• WORK TO COMPLETE
Exclude the pictures; give every entry again exactly as written.

• RAW DATA

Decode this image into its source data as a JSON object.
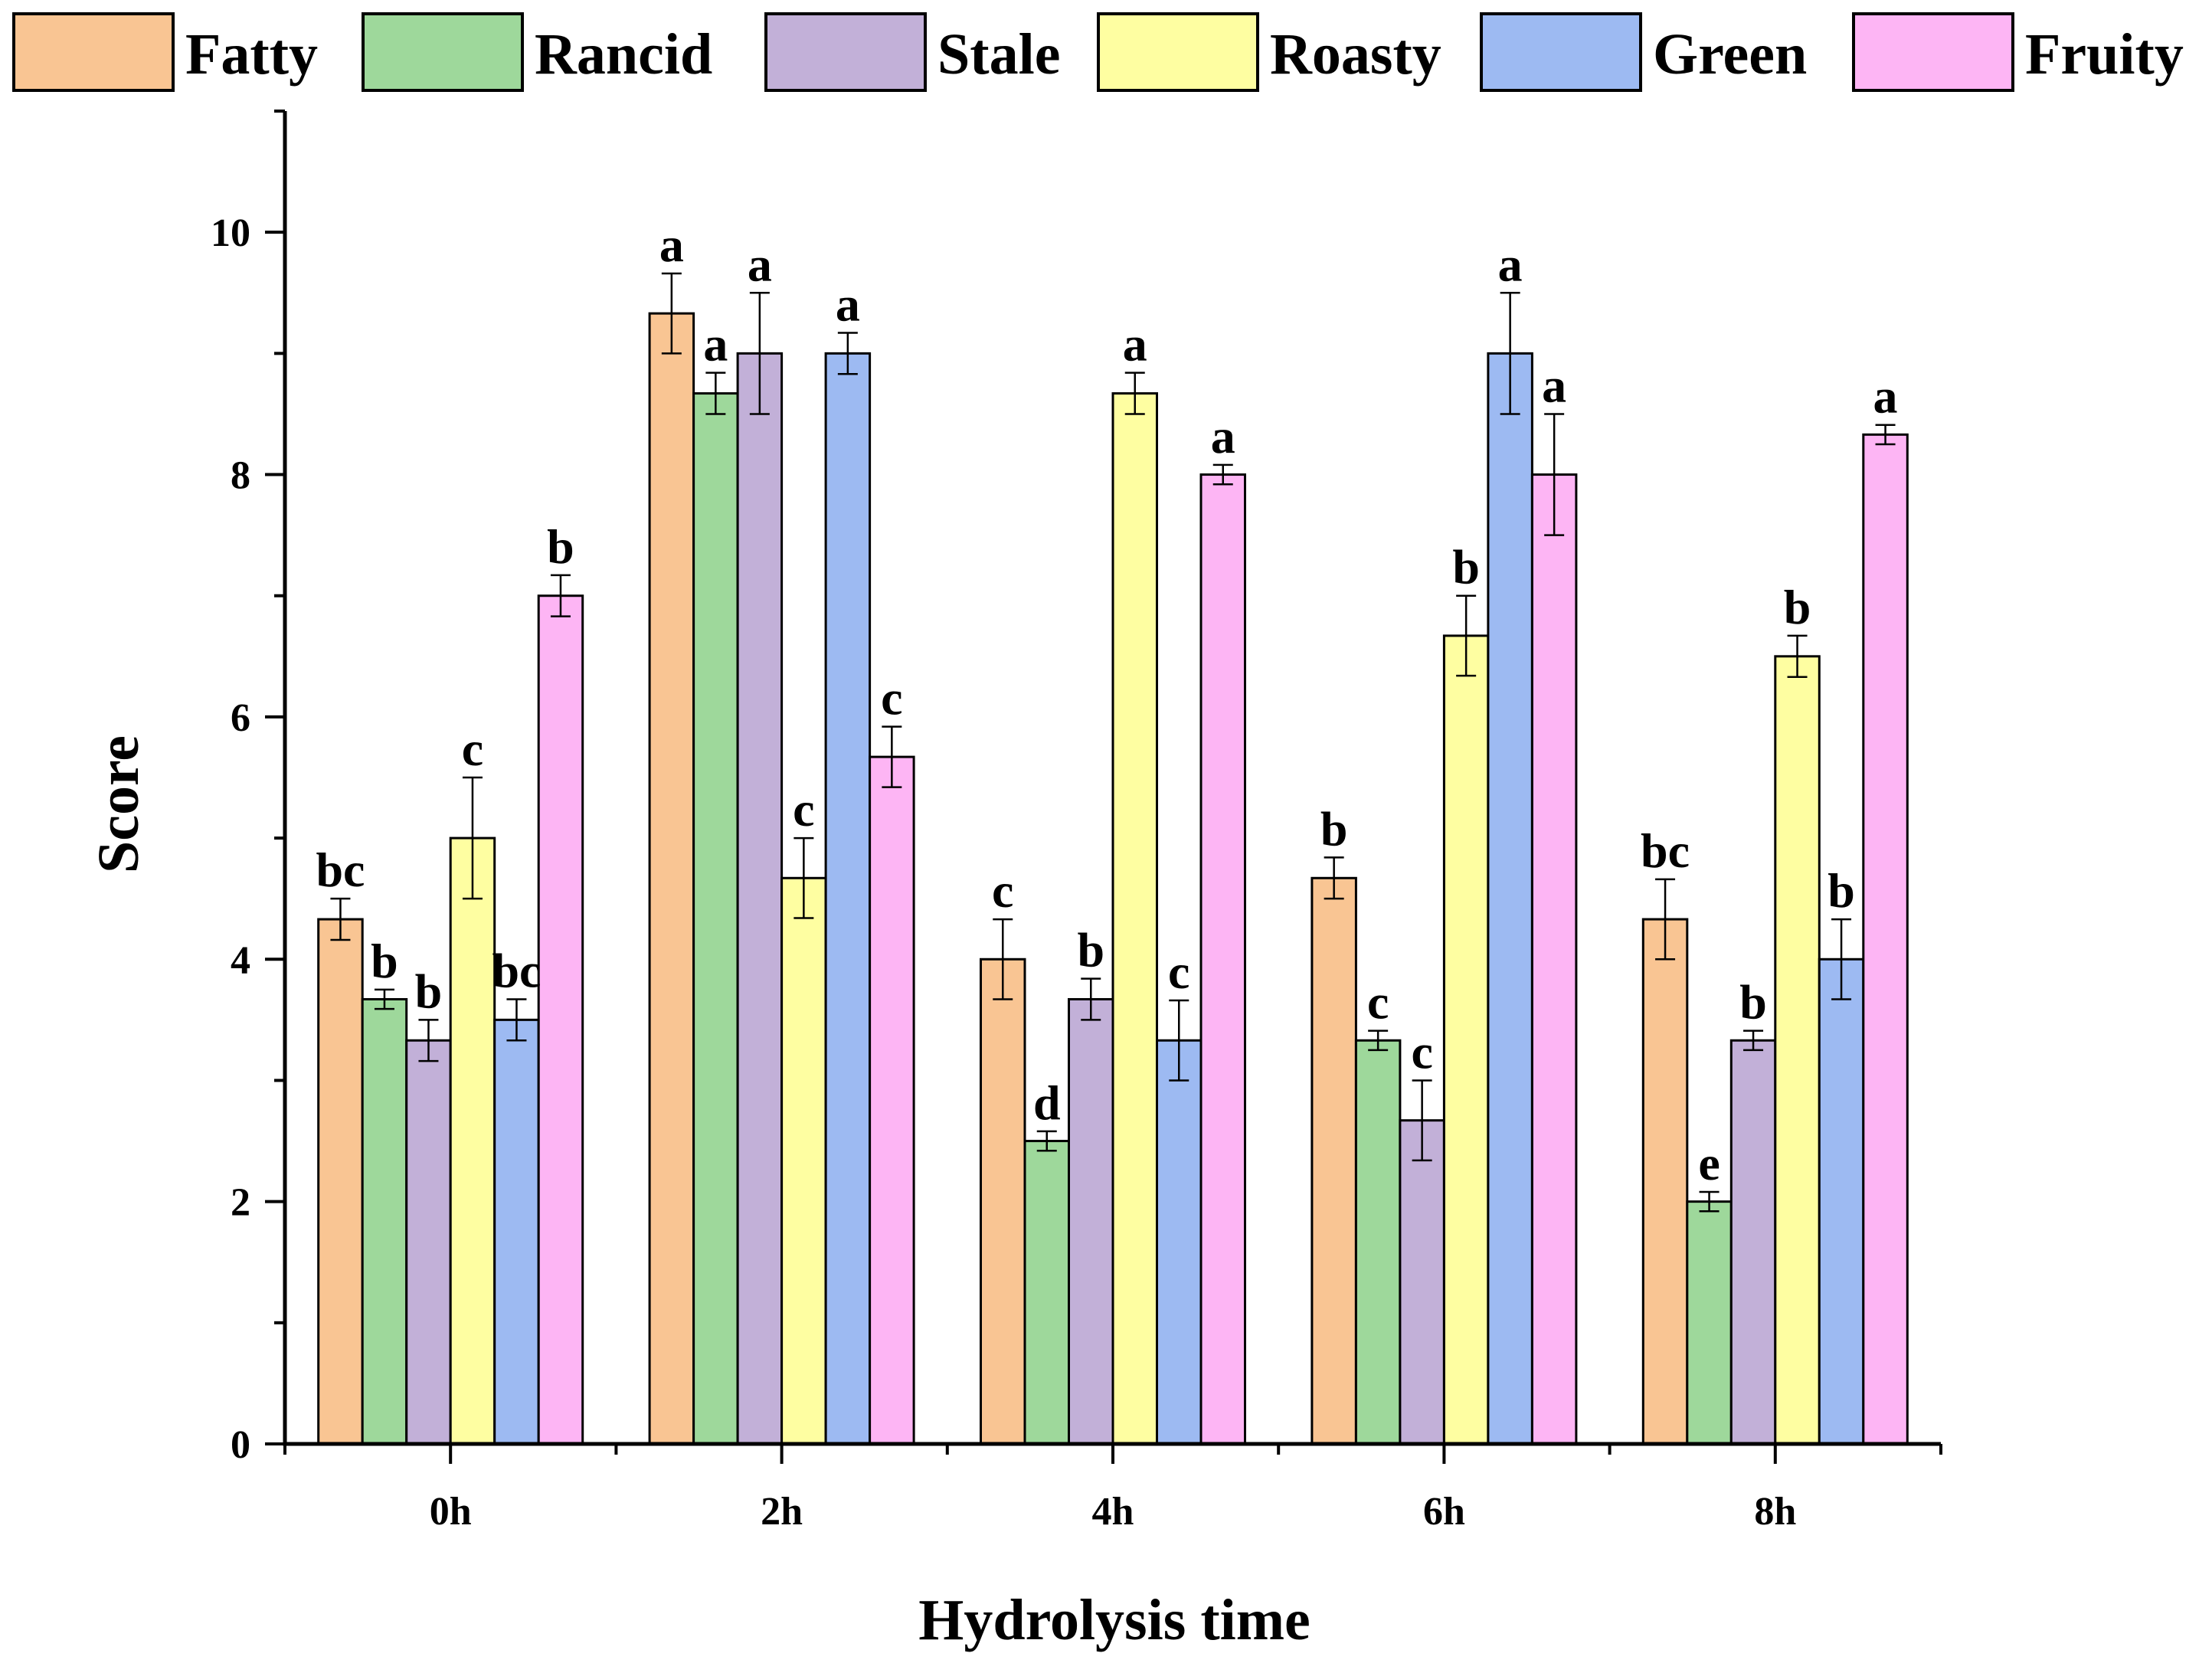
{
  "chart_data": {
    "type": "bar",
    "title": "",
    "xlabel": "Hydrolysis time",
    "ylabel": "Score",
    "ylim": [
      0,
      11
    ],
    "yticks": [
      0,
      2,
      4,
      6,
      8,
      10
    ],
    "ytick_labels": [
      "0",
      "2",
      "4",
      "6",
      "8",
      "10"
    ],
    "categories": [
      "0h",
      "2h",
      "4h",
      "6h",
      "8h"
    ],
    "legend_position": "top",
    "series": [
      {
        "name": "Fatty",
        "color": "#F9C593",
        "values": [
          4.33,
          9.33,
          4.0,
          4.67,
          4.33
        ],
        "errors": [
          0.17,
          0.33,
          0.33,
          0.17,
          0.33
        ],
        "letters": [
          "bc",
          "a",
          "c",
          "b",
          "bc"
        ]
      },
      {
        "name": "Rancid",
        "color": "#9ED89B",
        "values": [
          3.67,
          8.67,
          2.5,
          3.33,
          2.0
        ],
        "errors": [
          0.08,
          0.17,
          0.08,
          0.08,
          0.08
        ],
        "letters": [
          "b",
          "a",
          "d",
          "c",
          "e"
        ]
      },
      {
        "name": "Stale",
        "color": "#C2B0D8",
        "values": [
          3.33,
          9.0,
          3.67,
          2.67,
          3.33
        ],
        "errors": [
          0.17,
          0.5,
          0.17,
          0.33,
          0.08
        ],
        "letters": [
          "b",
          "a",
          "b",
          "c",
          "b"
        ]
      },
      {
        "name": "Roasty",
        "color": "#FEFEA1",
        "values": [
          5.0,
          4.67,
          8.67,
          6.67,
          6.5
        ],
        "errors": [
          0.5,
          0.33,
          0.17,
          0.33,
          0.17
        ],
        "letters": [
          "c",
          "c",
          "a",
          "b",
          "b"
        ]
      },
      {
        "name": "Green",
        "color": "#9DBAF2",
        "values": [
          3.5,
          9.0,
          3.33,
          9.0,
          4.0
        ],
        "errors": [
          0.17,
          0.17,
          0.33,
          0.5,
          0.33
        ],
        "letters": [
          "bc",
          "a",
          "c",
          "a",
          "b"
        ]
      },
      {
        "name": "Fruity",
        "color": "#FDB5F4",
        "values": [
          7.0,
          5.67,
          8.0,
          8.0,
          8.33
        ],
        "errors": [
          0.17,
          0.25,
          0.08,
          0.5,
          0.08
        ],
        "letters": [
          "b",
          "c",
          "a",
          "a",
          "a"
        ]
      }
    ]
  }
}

• EXERCISE OUTPUT
Decode this image into its source data as a JSON object.
{
  "chart_data": {
    "type": "bar",
    "title": "",
    "xlabel": "Hydrolysis time",
    "ylabel": "Score",
    "ylim": [
      0,
      11
    ],
    "yticks": [
      0,
      2,
      4,
      6,
      8,
      10
    ],
    "ytick_labels": [
      "0",
      "2",
      "4",
      "6",
      "8",
      "10"
    ],
    "categories": [
      "0h",
      "2h",
      "4h",
      "6h",
      "8h"
    ],
    "legend_position": "top",
    "series": [
      {
        "name": "Fatty",
        "color": "#F9C593",
        "values": [
          4.33,
          9.33,
          4.0,
          4.67,
          4.33
        ],
        "errors": [
          0.17,
          0.33,
          0.33,
          0.17,
          0.33
        ],
        "letters": [
          "bc",
          "a",
          "c",
          "b",
          "bc"
        ]
      },
      {
        "name": "Rancid",
        "color": "#9ED89B",
        "values": [
          3.67,
          8.67,
          2.5,
          3.33,
          2.0
        ],
        "errors": [
          0.08,
          0.17,
          0.08,
          0.08,
          0.08
        ],
        "letters": [
          "b",
          "a",
          "d",
          "c",
          "e"
        ]
      },
      {
        "name": "Stale",
        "color": "#C2B0D8",
        "values": [
          3.33,
          9.0,
          3.67,
          2.67,
          3.33
        ],
        "errors": [
          0.17,
          0.5,
          0.17,
          0.33,
          0.08
        ],
        "letters": [
          "b",
          "a",
          "b",
          "c",
          "b"
        ]
      },
      {
        "name": "Roasty",
        "color": "#FEFEA1",
        "values": [
          5.0,
          4.67,
          8.67,
          6.67,
          6.5
        ],
        "errors": [
          0.5,
          0.33,
          0.17,
          0.33,
          0.17
        ],
        "letters": [
          "c",
          "c",
          "a",
          "b",
          "b"
        ]
      },
      {
        "name": "Green",
        "color": "#9DBAF2",
        "values": [
          3.5,
          9.0,
          3.33,
          9.0,
          4.0
        ],
        "errors": [
          0.17,
          0.17,
          0.33,
          0.5,
          0.33
        ],
        "letters": [
          "bc",
          "a",
          "c",
          "a",
          "b"
        ]
      },
      {
        "name": "Fruity",
        "color": "#FDB5F4",
        "values": [
          7.0,
          5.67,
          8.0,
          8.0,
          8.33
        ],
        "errors": [
          0.17,
          0.25,
          0.08,
          0.5,
          0.08
        ],
        "letters": [
          "b",
          "c",
          "a",
          "a",
          "a"
        ]
      }
    ]
  }
}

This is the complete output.